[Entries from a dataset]
**********
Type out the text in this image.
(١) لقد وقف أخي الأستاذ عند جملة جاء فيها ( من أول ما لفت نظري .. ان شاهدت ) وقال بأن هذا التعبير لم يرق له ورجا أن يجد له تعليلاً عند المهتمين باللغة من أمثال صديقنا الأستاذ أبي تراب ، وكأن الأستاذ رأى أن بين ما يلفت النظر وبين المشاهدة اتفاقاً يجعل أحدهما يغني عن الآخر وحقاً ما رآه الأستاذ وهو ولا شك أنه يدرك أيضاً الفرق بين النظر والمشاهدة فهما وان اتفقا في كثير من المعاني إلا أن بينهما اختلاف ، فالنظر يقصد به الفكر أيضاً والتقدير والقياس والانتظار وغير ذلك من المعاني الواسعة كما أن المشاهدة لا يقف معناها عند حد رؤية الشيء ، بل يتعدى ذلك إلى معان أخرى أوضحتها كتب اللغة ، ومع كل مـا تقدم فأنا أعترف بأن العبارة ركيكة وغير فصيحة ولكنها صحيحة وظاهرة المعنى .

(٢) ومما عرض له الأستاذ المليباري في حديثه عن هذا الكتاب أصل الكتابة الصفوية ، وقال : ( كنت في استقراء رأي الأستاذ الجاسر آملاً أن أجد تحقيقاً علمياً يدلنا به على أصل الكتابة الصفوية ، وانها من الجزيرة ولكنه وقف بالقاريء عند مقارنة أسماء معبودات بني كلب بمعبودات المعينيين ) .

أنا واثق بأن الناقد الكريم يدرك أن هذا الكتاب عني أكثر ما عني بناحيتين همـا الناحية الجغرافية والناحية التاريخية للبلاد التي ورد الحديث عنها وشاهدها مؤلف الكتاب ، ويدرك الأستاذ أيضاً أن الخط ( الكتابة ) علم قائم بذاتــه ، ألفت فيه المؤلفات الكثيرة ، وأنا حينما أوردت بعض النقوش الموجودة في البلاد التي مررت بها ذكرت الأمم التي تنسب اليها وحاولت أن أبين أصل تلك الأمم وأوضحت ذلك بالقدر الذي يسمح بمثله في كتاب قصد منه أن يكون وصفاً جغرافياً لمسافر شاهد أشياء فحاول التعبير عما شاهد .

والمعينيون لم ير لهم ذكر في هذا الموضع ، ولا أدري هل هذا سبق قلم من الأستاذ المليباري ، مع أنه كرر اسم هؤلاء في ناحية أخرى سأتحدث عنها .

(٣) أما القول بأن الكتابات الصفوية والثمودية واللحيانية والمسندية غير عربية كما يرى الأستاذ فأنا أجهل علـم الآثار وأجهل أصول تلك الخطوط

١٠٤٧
**********
* _Short problem_
Look through the entries above and report each line where the string "وقال" occurs.

* _Complete response_
(١) لقد وقف أخي الأستاذ عند جملة جاء فيها ( من أول ما لفت نظري .. ان شاهدت ) وقال بأن هذا التعبير لم يرق له ورجا أن يجد له تعليلاً عند المهتمين باللغة من أمثال صديقنا الأستاذ أبي تراب ، وكأن الأستاذ رأى أن بين ما يلفت النظر وبين المشاهدة اتفاقاً يجعل أحدهما يغني عن الآخر وحقاً ما رآه الأستاذ وهو ولا شك أنه يدرك أيضاً الفرق بين النظر والمشاهدة فهما وان اتفقا في كثير من المعاني إلا أن بينهما اختلاف ، فالنظر يقصد به الفكر أيضاً والتقدير والقياس والانتظار وغير ذلك من المعاني الواسعة كما أن المشاهدة لا يقف معناها عند حد رؤية الشيء ، بل يتعدى ذلك إلى معان أخرى أوضحتها كتب اللغة ، ومع كل مـا تقدم فأنا أعترف بأن العبارة ركيكة وغير فصيحة ولكنها صحيحة وظاهرة المعنى .
(٢) ومما عرض له الأستاذ المليباري في حديثه عن هذا الكتاب أصل الكتابة الصفوية ، وقال : ( كنت في استقراء رأي الأستاذ الجاسر آملاً أن أجد تحقيقاً علمياً يدلنا به على أصل الكتابة الصفوية ، وانها من الجزيرة ولكنه وقف بالقاريء عند مقارنة أسماء معبودات بني كلب بمعبودات المعينيين ) .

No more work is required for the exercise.